__Task__: Write out each line from the data below that includes the word "shéi".

__Dataset records__:

[start]

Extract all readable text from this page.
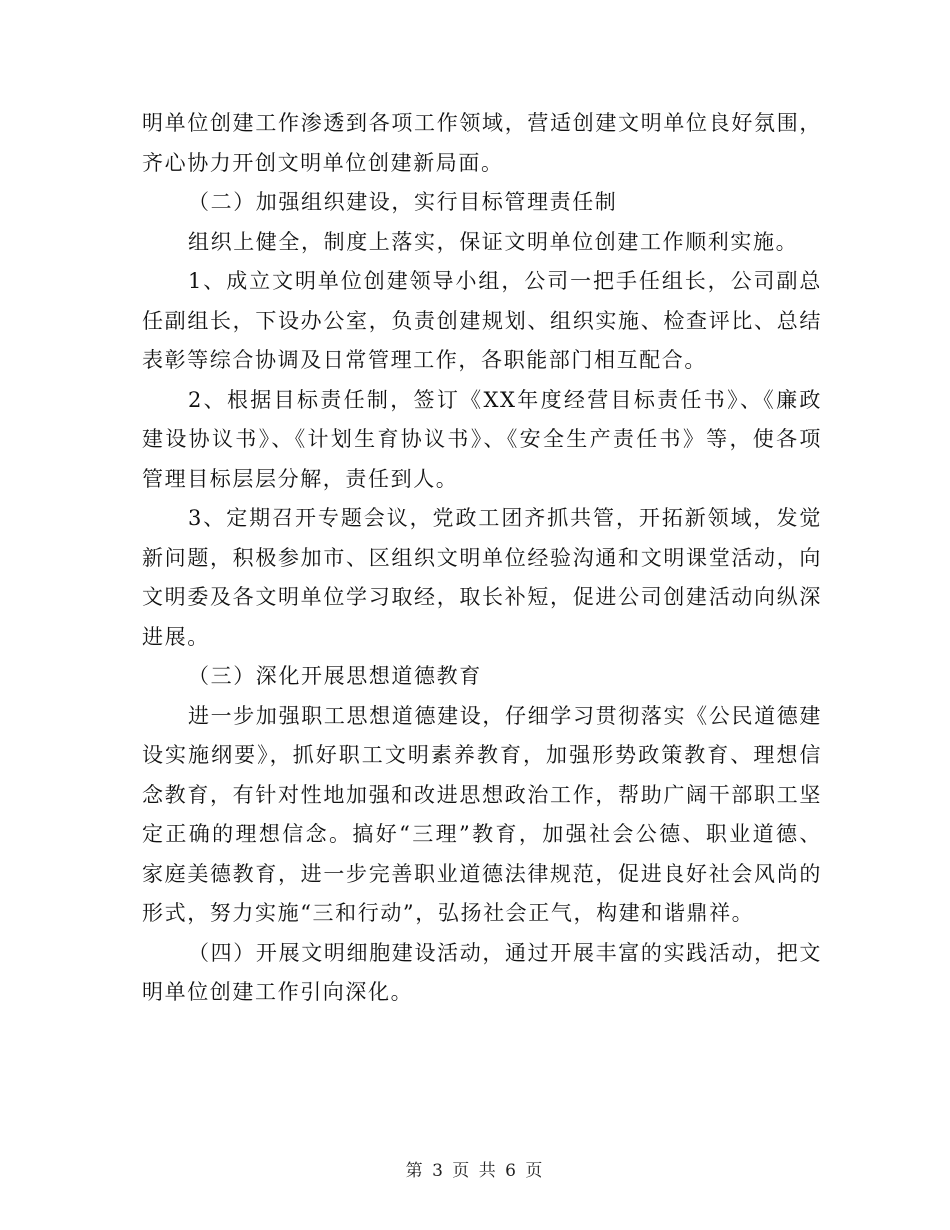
明单位创建工作渗透到各项工作领域，营适创建文明单位良好氛围，齐心协力开创文明单位创建新局面。

（二）加强组织建设，实行目标管理责任制

组织上健全，制度上落实，保证文明单位创建工作顺利实施。

1、成立文明单位创建领导小组，公司一把手任组长，公司副总任副组长，下设办公室，负责创建规划、组织实施、检查评比、总结表彰等综合协调及日常管理工作，各职能部门相互配合。

2、根据目标责任制，签订《XX年度经营目标责任书》、《廉政建设协议书》、《计划生育协议书》、《安全生产责任书》等，使各项管理目标层层分解，责任到人。

3、定期召开专题会议，党政工团齐抓共管，开拓新领域，发觉新问题，积极参加市、区组织文明单位经验沟通和文明课堂活动，向文明委及各文明单位学习取经，取长补短，促进公司创建活动向纵深进展。

（三）深化开展思想道德教育

进一步加强职工思想道德建设，仔细学习贯彻落实《公民道德建设实施纲要》，抓好职工文明素养教育，加强形势政策教育、理想信念教育，有针对性地加强和改进思想政治工作，帮助广阔干部职工坚定正确的理想信念。搞好“三理”教育，加强社会公德、职业道德、家庭美德教育，进一步完善职业道德法律规范，促进良好社会风尚的形式，努力实施“三和行动”，弘扬社会正气，构建和谐鼎祥。

（四）开展文明细胞建设活动，通过开展丰富的实践活动，把文明单位创建工作引向深化。

第 3 页 共 6 页
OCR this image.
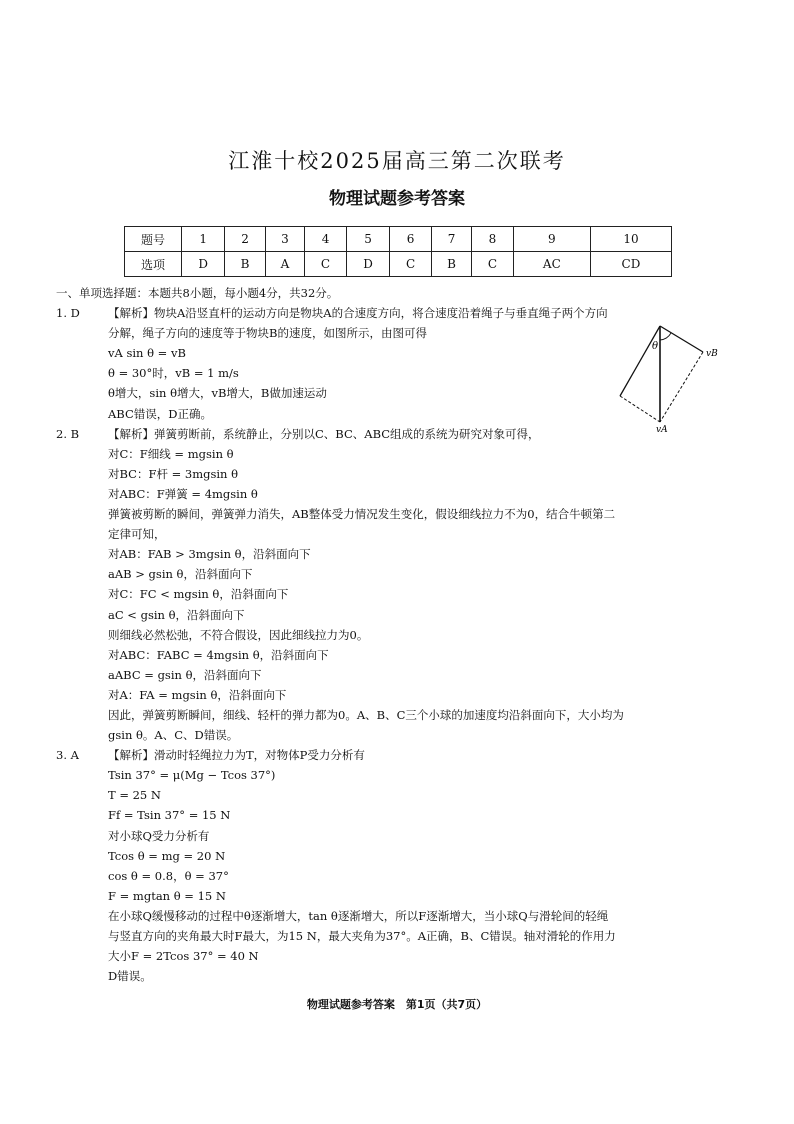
江淮十校2025届高三第二次联考
物理试题参考答案
题号	1	2	3	4	5	6	7	8	9	10
选项	D	B	A	C	D	C	B	C	AC	CD

一、单项选择题：本题共8小题，每小题4分，共32分。

1. D	【解析】物块A沿竖直杆的运动方向是物块A的合速度方向，将合速度沿着绳子与垂直绳子两个方向

分解，绳子方向的速度等于物块B的速度，如图所示，由图可得

vA sin θ = vB

θ = 30°时，vB = 1 m/s

θ增大，sin θ增大，vB增大，B做加速运动

ABC错误，D正确。

2. B	【解析】弹簧剪断前，系统静止，分别以C、BC、ABC组成的系统为研究对象可得，

对C：F细线 = mgsin θ

对BC：F杆 = 3mgsin θ

对ABC：F弹簧 = 4mgsin θ

弹簧被剪断的瞬间，弹簧弹力消失，AB整体受力情况发生变化，假设细线拉力不为0，结合牛顿第二

定律可知，

对AB：FAB > 3mgsin θ，沿斜面向下

aAB > gsin θ，沿斜面向下

对C：FC < mgsin θ，沿斜面向下

aC < gsin θ，沿斜面向下

则细线必然松弛，不符合假设，因此细线拉力为0。

对ABC：FABC = 4mgsin θ，沿斜面向下

aABC = gsin θ，沿斜面向下

对A：FA = mgsin θ，沿斜面向下

因此，弹簧剪断瞬间，细线、轻杆的弹力都为0。A、B、C三个小球的加速度均沿斜面向下，大小均为

gsin θ。A、C、D错误。

3. A	【解析】滑动时轻绳拉力为T，对物体P受力分析有

Tsin 37° = μ(Mg − Tcos 37°)

T = 25 N

Ff = Tsin 37° = 15 N

对小球Q受力分析有

Tcos θ = mg = 20 N

cos θ = 0.8，θ = 37°

F = mgtan θ = 15 N

在小球Q缓慢移动的过程中θ逐渐增大，tan θ逐渐增大，所以F逐渐增大，当小球Q与滑轮间的轻绳

与竖直方向的夹角最大时F最大，为15 N，最大夹角为37°。A正确，B、C错误。轴对滑轮的作用力

大小F = 2Tcos 37° = 40 N

D错误。

θ
vB
vA
物理试题参考答案　第1页（共7页）
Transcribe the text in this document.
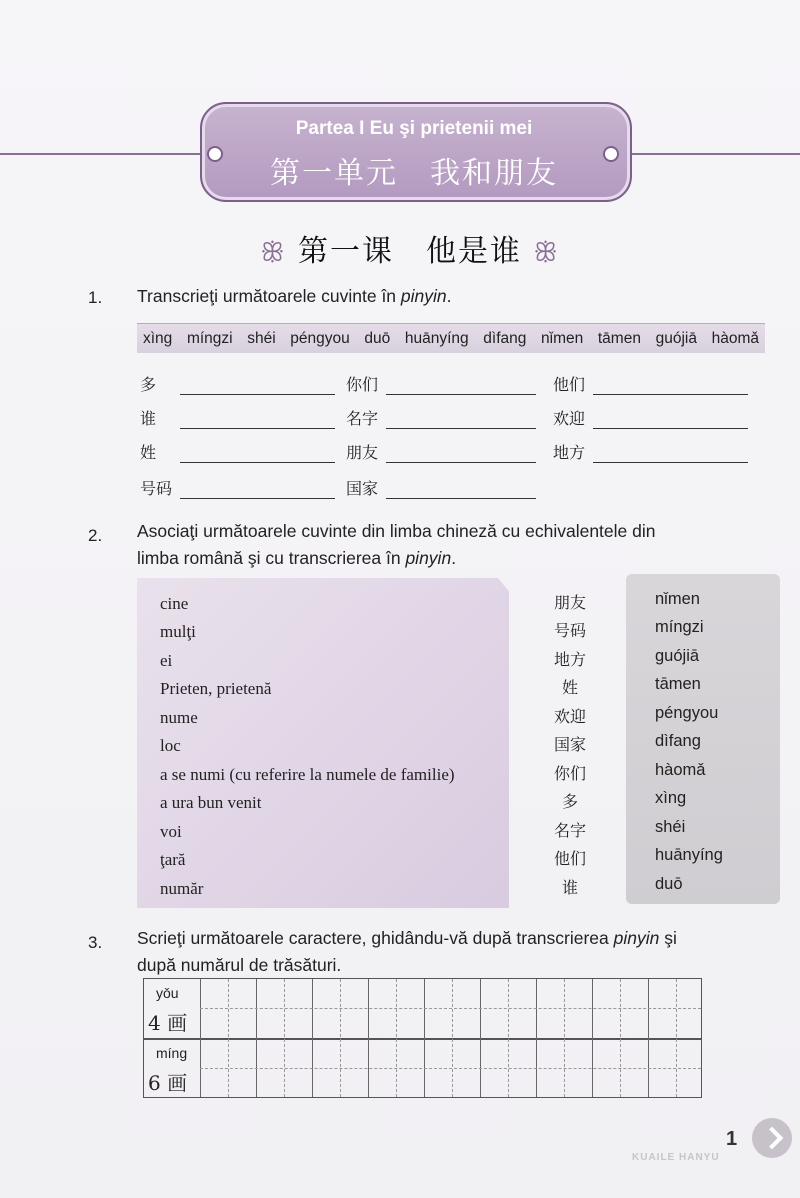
Partea I Eu şi prietenii mei
第一单元　我和朋友
ꕥ 第一课　他是谁 ꕥ
1. Transcrieţi următoarele cuvinte în pinyin.
xìng míngzi shéi péngyou duō huānyíng dìfang nǐmen tāmen guójiā hàomǎ
多	你们	他们
谁	名字	欢迎
姓	朋友	地方
号码	国家
2. Asociaţi următoarele cuvinte din limba chineză cu echivalentele din
limba română şi cu transcrierea în pinyin.
cine
mulţi
ei
Prieten, prietenă
nume
loc
a se numi (cu referire la numele de familie)
a ura bun venit
voi
ţară
număr
朋友
号码
地方
姓
欢迎
国家
你们
多
名字
他们
谁
nǐmen
míngzi
guójiā
tāmen
péngyou
dìfang
hàomǎ
xìng
shéi
huānyíng
duō
3. Scrieţi următoarele caractere, ghidându-vă după transcrierea pinyin şi
după numărul de trăsături.
yǒu
4 画
míng
6 画
1
KUAILE HANYU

[end]

__Solution for this exercise__:
xìng míngzi shéi péngyou duō huānyíng dìfang nǐmen tāmen guójiā hàomǎ
shéi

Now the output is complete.